● What you are asked to do
State how many lines of the entries include the string "Global", please, leaving out everything but the number.

● Entries
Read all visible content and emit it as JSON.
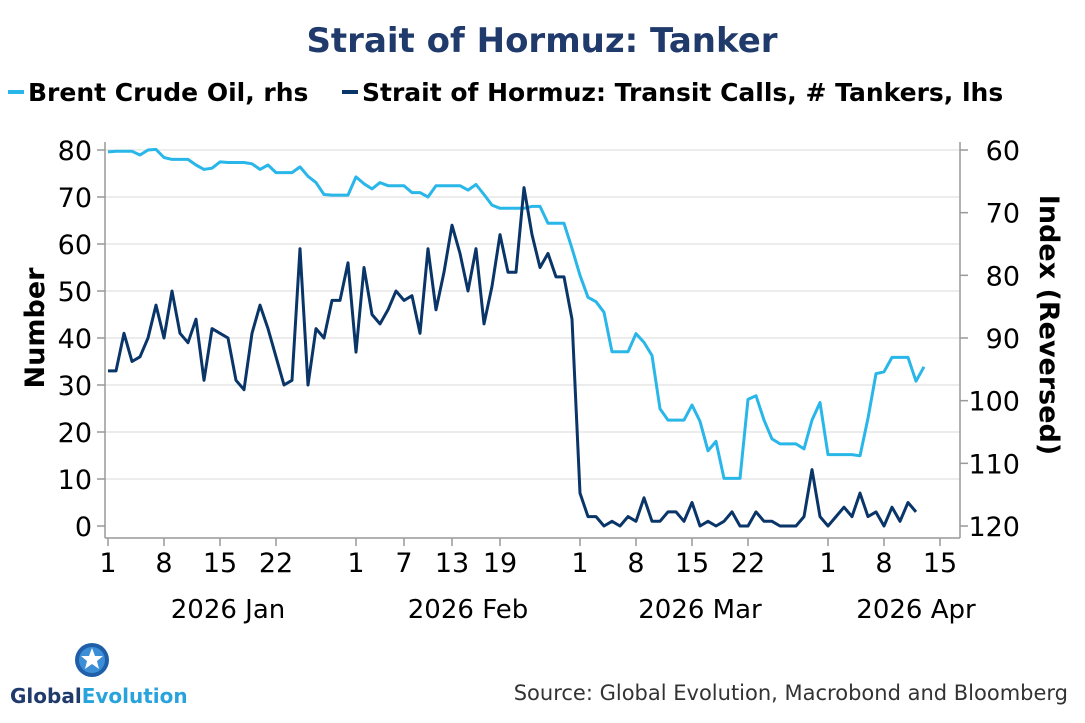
{
  "chart_data": {
    "type": "line",
    "title": "Strait of Hormuz: Tanker",
    "legend_position": "top",
    "colors": {
      "brent": "#29b6e8",
      "tankers": "#0a3568",
      "title": "#1f3a6b",
      "grid": "#d9d9d9"
    },
    "series": [
      {
        "name": "Strait of Hormuz: Transit Calls,  # Tankers, lhs",
        "legend_label": "Strait of Hormuz: Transit Calls,  # Tankers, lhs",
        "axis": "left",
        "day_offsets": [
          0,
          1,
          2,
          3,
          4,
          5,
          6,
          7,
          8,
          9,
          10,
          11,
          12,
          13,
          14,
          15,
          16,
          17,
          18,
          19,
          20,
          21,
          22,
          23,
          24,
          25,
          26,
          27,
          28,
          29,
          30,
          31,
          32,
          33,
          34,
          35,
          36,
          37,
          38,
          39,
          40,
          41,
          42,
          43,
          44,
          45,
          46,
          47,
          48,
          49,
          50,
          51,
          52,
          53,
          54,
          55,
          56,
          57,
          58,
          59,
          60,
          61,
          62,
          63,
          64,
          65,
          66,
          67,
          68,
          69,
          70,
          71,
          72,
          73,
          74,
          75,
          76,
          77,
          78,
          79,
          80,
          81,
          82,
          83,
          84,
          85,
          86,
          87,
          88,
          89,
          90,
          91,
          92,
          93,
          94,
          95,
          96,
          97,
          98,
          99,
          100,
          101,
          102
        ],
        "values": [
          33,
          33,
          41,
          35,
          36,
          40,
          47,
          40,
          50,
          41,
          39,
          44,
          31,
          42,
          41,
          40,
          31,
          29,
          41,
          47,
          42,
          36,
          30,
          31,
          59,
          30,
          42,
          40,
          48,
          48,
          56,
          37,
          55,
          45,
          43,
          46,
          50,
          48,
          49,
          41,
          59,
          46,
          54,
          64,
          58,
          50,
          59,
          43,
          51,
          62,
          54,
          54,
          72,
          62,
          55,
          58,
          53,
          53,
          44,
          7,
          2,
          2,
          0,
          1,
          0,
          2,
          1,
          6,
          1,
          1,
          3,
          3,
          1,
          5,
          0,
          1,
          0,
          1,
          3,
          0,
          0,
          3,
          1,
          1,
          0,
          0,
          0,
          2,
          12,
          2,
          0,
          2,
          4,
          2,
          7,
          2,
          3,
          0,
          4,
          1,
          5,
          3,
          null
        ]
      },
      {
        "name": "Brent Crude Oil, rhs",
        "legend_label": "Brent Crude Oil, rhs",
        "axis": "right",
        "day_offsets": [
          0,
          1,
          2,
          3,
          4,
          5,
          6,
          7,
          8,
          9,
          10,
          11,
          12,
          13,
          14,
          15,
          16,
          17,
          18,
          19,
          20,
          21,
          22,
          23,
          24,
          25,
          26,
          27,
          28,
          29,
          30,
          31,
          32,
          33,
          34,
          35,
          36,
          37,
          38,
          39,
          40,
          41,
          42,
          43,
          44,
          45,
          46,
          47,
          48,
          49,
          50,
          51,
          52,
          53,
          54,
          55,
          56,
          57,
          58,
          59,
          60,
          61,
          62,
          63,
          64,
          65,
          66,
          67,
          68,
          69,
          70,
          71,
          72,
          73,
          74,
          75,
          76,
          77,
          78,
          79,
          80,
          81,
          82,
          83,
          84,
          85,
          86,
          87,
          88,
          89,
          90,
          91,
          92,
          93,
          94,
          95,
          96,
          97,
          98,
          99,
          100,
          101,
          102
        ],
        "values": [
          60.3,
          60.2,
          60.2,
          60.2,
          60.8,
          60,
          59.9,
          61.2,
          61.5,
          61.5,
          61.5,
          62.4,
          63.1,
          62.9,
          61.9,
          62,
          62,
          62,
          62.2,
          63.1,
          62.4,
          63.6,
          63.6,
          63.6,
          62.7,
          64.2,
          65.2,
          67.1,
          67.2,
          67.2,
          67.2,
          64.3,
          65.4,
          66.2,
          65.2,
          65.7,
          65.7,
          65.7,
          66.8,
          66.8,
          67.5,
          65.7,
          65.7,
          65.7,
          65.7,
          66.4,
          65.5,
          67.1,
          68.8,
          69.3,
          69.3,
          69.3,
          69.3,
          69,
          69,
          71.7,
          71.7,
          71.7,
          75.7,
          80,
          83.5,
          84.2,
          85.9,
          92.2,
          92.2,
          92.2,
          89.3,
          90.7,
          92.8,
          101.3,
          103.1,
          103.1,
          103.1,
          100.7,
          103.3,
          108,
          106.5,
          112.4,
          112.4,
          112.4,
          99.8,
          99.2,
          103.1,
          106.1,
          106.9,
          106.9,
          106.9,
          107.7,
          103.1,
          100.3,
          108.6,
          108.6,
          108.6,
          108.6,
          108.8,
          102.8,
          95.7,
          95.4,
          93.1,
          93.1,
          93.1,
          96.9,
          94.6
        ]
      }
    ],
    "x_axis": {
      "start_offset": 0,
      "end_offset": 103,
      "ticks": [
        {
          "label": "1",
          "offset": 0
        },
        {
          "label": "8",
          "offset": 7
        },
        {
          "label": "15",
          "offset": 14
        },
        {
          "label": "22",
          "offset": 21
        },
        {
          "label": "1",
          "offset": 31
        },
        {
          "label": "7",
          "offset": 37
        },
        {
          "label": "13",
          "offset": 43
        },
        {
          "label": "19",
          "offset": 49
        },
        {
          "label": "1",
          "offset": 59
        },
        {
          "label": "8",
          "offset": 66
        },
        {
          "label": "15",
          "offset": 73
        },
        {
          "label": "22",
          "offset": 80
        },
        {
          "label": "1",
          "offset": 90
        },
        {
          "label": "8",
          "offset": 97
        },
        {
          "label": "15",
          "offset": 104
        }
      ],
      "months": [
        {
          "label": "2026 Jan",
          "offset": 15
        },
        {
          "label": "2026 Feb",
          "offset": 45
        },
        {
          "label": "2026 Mar",
          "offset": 74
        },
        {
          "label": "2026 Apr",
          "offset": 101
        }
      ]
    },
    "y_left": {
      "label": "Number",
      "ylim": [
        0,
        80
      ],
      "ticks": [
        0,
        10,
        20,
        30,
        40,
        50,
        60,
        70,
        80
      ]
    },
    "y_right": {
      "label": "Index (Reversed)",
      "ylim": [
        60,
        120
      ],
      "reversed": true,
      "ticks": [
        60,
        70,
        80,
        90,
        100,
        110,
        120
      ]
    },
    "grid": true,
    "source": "Source: Global Evolution, Macrobond and Bloomberg"
  },
  "logo": {
    "text_part1": "Global",
    "text_part2": "Evolution"
  }
}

● Solved problem
2